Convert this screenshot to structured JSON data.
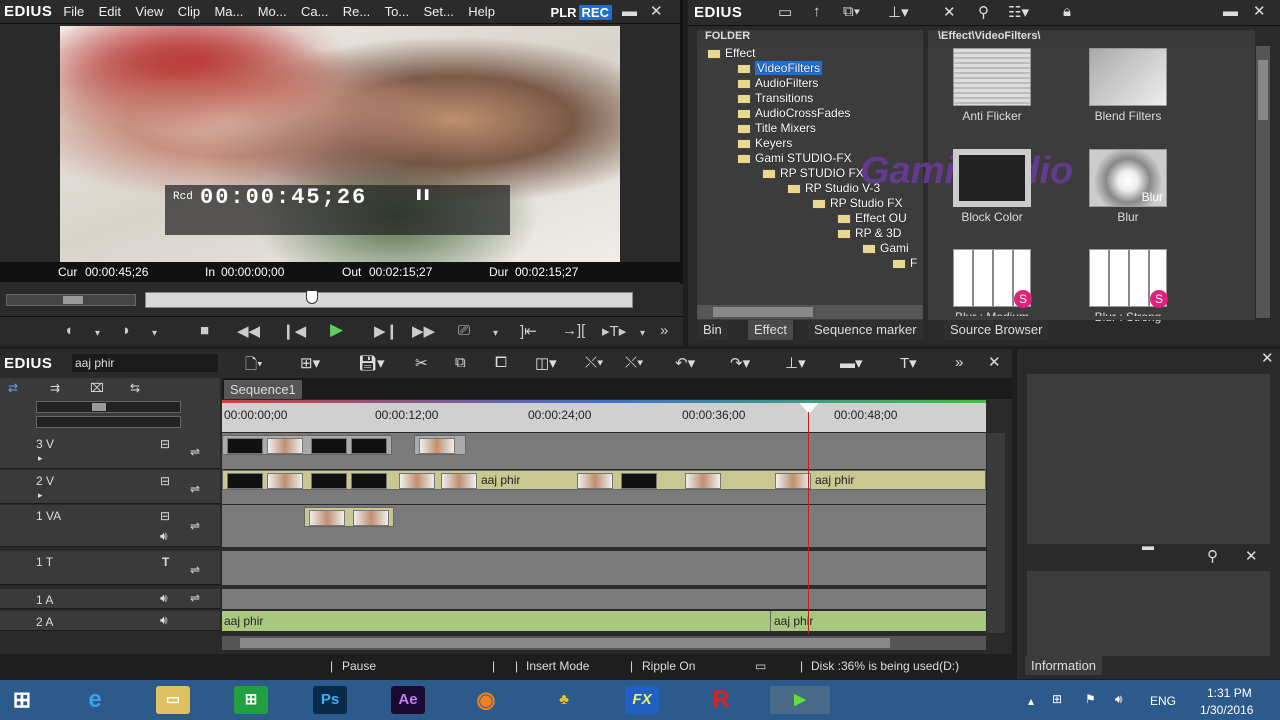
{
  "player": {
    "logo": "EDIUS",
    "menu": [
      "File",
      "Edit",
      "View",
      "Clip",
      "Ma...",
      "Mo...",
      "Ca...",
      "Re...",
      "To...",
      "Set...",
      "Help"
    ],
    "plr": "PLR",
    "rec": "REC",
    "timecode_label": "Rcd",
    "timecode": "00:00:45;26",
    "cur_label": "Cur",
    "cur": "00:00:45;26",
    "in_label": "In",
    "in": "00:00:00;00",
    "out_label": "Out",
    "out": "00:02:15;27",
    "dur_label": "Dur",
    "dur": "00:02:15;27"
  },
  "bin": {
    "logo": "EDIUS",
    "folder_header": "FOLDER",
    "path": "\\Effect\\VideoFilters\\",
    "tree": {
      "root": "Effect",
      "items": [
        "VideoFilters",
        "AudioFilters",
        "Transitions",
        "AudioCrossFades",
        "Title Mixers",
        "Keyers",
        "Gami STUDIO-FX"
      ],
      "sub": [
        "RP STUDIO FX",
        "RP Studio V-3",
        "RP Studio FX",
        "Effect OU",
        "RP & 3D",
        "Gami",
        "F"
      ]
    },
    "watermark": "GamiStudio",
    "effects": [
      {
        "label": "Anti Flicker"
      },
      {
        "label": "Blend Filters"
      },
      {
        "label": "Block Color"
      },
      {
        "label": "Blur",
        "overlay": "Blur"
      },
      {
        "label": "Blur : Medium"
      },
      {
        "label": "Blur : Strong"
      }
    ],
    "tabs": [
      "Bin",
      "Effect",
      "Sequence marker",
      "Source Browser"
    ]
  },
  "timeline": {
    "logo": "EDIUS",
    "project": "aaj phir",
    "sequence_tab": "Sequence1",
    "ruler": [
      "00:00:00;00",
      "00:00:12;00",
      "00:00:24;00",
      "00:00:36;00",
      "00:00:48;00"
    ],
    "tracks": [
      {
        "name": "3 V"
      },
      {
        "name": "2 V"
      },
      {
        "name": "1 VA"
      },
      {
        "name": "1 T"
      },
      {
        "name": "1 A"
      },
      {
        "name": "2 A"
      }
    ],
    "clip_label": "aaj phir"
  },
  "status": {
    "pause": "Pause",
    "mode": "Insert Mode",
    "ripple": "Ripple On",
    "disk": "Disk :36% is being used(D:)"
  },
  "info": {
    "tab": "Information"
  },
  "taskbar": {
    "lang": "ENG",
    "time": "1:31 PM",
    "date": "1/30/2016",
    "apps": [
      "Ps",
      "Ae",
      "FX",
      "R"
    ]
  }
}
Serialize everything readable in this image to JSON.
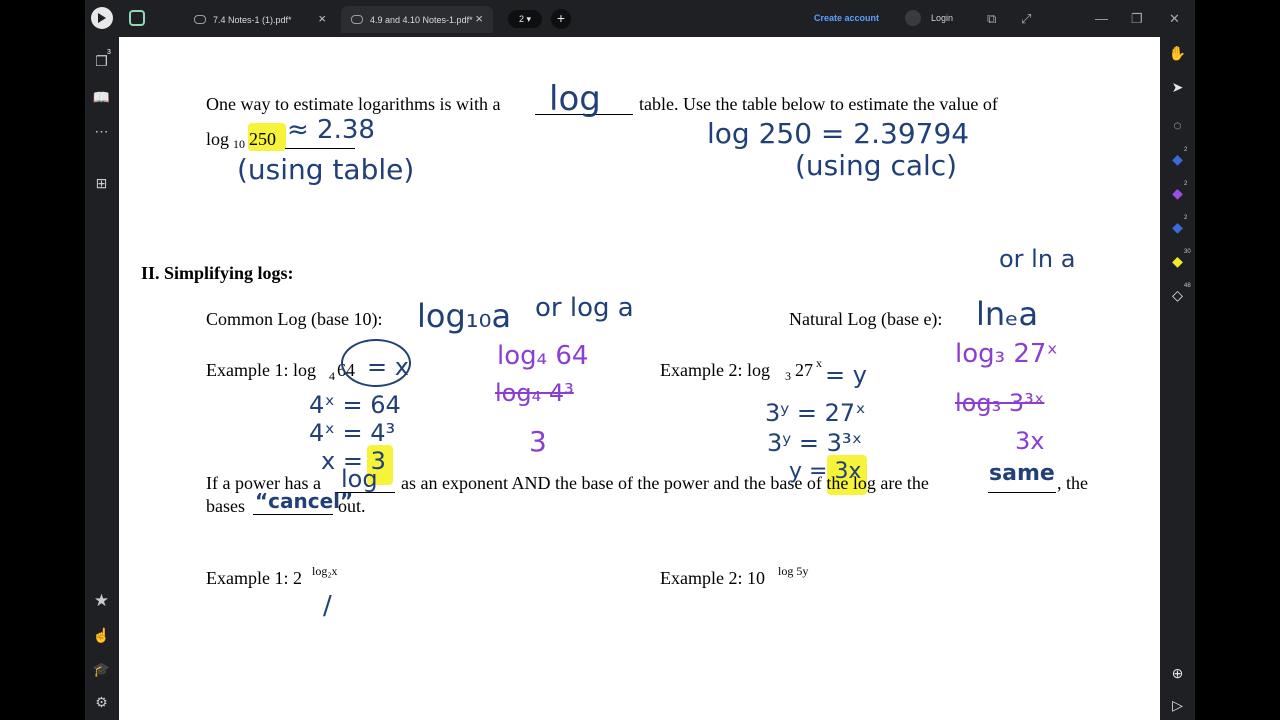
{
  "tabs": [
    {
      "label": "7.4 Notes-1 (1).pdf*"
    },
    {
      "label": "4.9 and 4.10 Notes-1.pdf*"
    }
  ],
  "tab_count": "2",
  "topbar": {
    "create_account": "Create account",
    "login": "Login"
  },
  "leftbar": {
    "badge_count": "3"
  },
  "rightbar": {
    "counts": [
      "2",
      "2",
      "2",
      "30",
      "48"
    ]
  },
  "colors": {
    "highlight": "#f6f33a",
    "ink_blue": "#213f78",
    "ink_purple": "#8a3fd0",
    "link": "#5aa0ff"
  },
  "doc": {
    "intro_a": "One way to estimate logarithms is with a",
    "intro_b": "table. Use the table below to estimate the value of",
    "log_prefix": "log",
    "log_sub": "10",
    "log_value": "250",
    "section_title": "II.  Simplifying logs:",
    "common_log": "Common Log (base 10):",
    "natural_log": "Natural Log (base e):",
    "ex1_label": "Example 1:  log",
    "ex1_sub": "4",
    "ex1_val": "64",
    "ex2_label": "Example 2:  log",
    "ex2_sub": "3",
    "ex2_val": "27",
    "ex2_sup": "x",
    "rule_a": "If a power has a",
    "rule_b": "as an exponent AND the base of the power and the base of the log are the",
    "rule_c": ", the",
    "rule_d": "bases",
    "rule_e": "out.",
    "ex3_label": "Example 1: 2",
    "ex3_sup": "log₂x",
    "ex4_label": "Example 2: 10",
    "ex4_sup": "log 5y"
  },
  "handwriting": {
    "blank_log": "log",
    "approx": "≈ 2.38",
    "using_table": "(using table)",
    "calc_line": "log 250 = 2.39794",
    "using_calc": "(using calc)",
    "or_ln_a": "or ln a",
    "log10_a": "log₁₀a",
    "or_log_a": "or log a",
    "ln_e_a": "lnₑa",
    "eq_x": "= x",
    "c1": "4ˣ = 64",
    "c2": "4ˣ = 4³",
    "c3": "x = 3",
    "p1": "log₄ 64",
    "p2": "log₄ 4³",
    "p3": "3",
    "eq_y": "= y",
    "d1": "3ʸ = 27ˣ",
    "d2": "3ʸ = 3³ˣ",
    "d3": "y = 3x",
    "q1": "log₃ 27ˣ",
    "q2": "log₃ 3³ˣ",
    "q3": "3x",
    "same": "same",
    "cancel": "“cancel”",
    "ex3_ans": "/"
  }
}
☆ ☆ ☆ ☆ ☆ ☆ ☆
:: PROBLEM TO WORK ON ::
Check each line above for the string "power" and show the ones that have it.

:: TASK SOLUTION ::
    "rule_a": "If a power has a",
    "rule_b": "as an exponent AND the base of the power and the base of the log are the",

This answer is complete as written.